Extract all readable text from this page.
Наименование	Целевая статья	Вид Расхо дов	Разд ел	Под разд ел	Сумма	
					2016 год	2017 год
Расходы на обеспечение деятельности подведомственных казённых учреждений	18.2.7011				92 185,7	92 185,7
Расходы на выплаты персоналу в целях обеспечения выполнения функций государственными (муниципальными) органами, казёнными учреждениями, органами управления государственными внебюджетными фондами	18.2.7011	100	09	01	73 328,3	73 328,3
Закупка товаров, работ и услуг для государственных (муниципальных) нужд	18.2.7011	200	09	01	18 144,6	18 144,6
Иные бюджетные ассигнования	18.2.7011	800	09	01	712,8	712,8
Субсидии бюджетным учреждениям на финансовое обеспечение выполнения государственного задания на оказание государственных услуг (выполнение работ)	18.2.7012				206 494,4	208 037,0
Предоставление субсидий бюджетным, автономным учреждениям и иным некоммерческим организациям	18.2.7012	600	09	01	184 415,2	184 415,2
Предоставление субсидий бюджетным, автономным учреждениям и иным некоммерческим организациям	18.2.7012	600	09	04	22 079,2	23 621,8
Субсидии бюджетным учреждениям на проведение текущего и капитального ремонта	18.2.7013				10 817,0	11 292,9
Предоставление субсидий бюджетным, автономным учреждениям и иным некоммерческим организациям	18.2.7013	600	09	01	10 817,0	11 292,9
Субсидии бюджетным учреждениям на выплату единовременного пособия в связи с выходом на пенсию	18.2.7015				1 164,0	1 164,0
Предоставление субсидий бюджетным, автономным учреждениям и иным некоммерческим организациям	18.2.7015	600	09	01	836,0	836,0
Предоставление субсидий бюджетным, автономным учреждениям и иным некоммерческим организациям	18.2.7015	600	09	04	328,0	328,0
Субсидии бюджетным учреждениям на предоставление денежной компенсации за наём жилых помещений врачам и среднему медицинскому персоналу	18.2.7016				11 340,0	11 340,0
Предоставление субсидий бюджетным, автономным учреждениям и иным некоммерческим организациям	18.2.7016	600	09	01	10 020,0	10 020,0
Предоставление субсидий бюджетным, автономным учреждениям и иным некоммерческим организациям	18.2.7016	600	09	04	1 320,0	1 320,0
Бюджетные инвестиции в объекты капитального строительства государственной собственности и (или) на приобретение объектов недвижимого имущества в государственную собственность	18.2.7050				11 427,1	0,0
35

══════════════════════════════

What is needed
Isolate the lines above that contain the word "выполнения" and copy them.

Written reply
Расходы на выплаты персоналу в целях обеспечения выполнения функций государственными (муниципальными) органами, казёнными учреждениями, органами управления государственными внебюджетными фондами	18.2.7011	100	09	01	73 328,3	73 328,3
Субсидии бюджетным учреждениям на финансовое обеспечение выполнения государственного задания на оказание государственных услуг (выполнение работ)	18.2.7012				206 494,4	208 037,0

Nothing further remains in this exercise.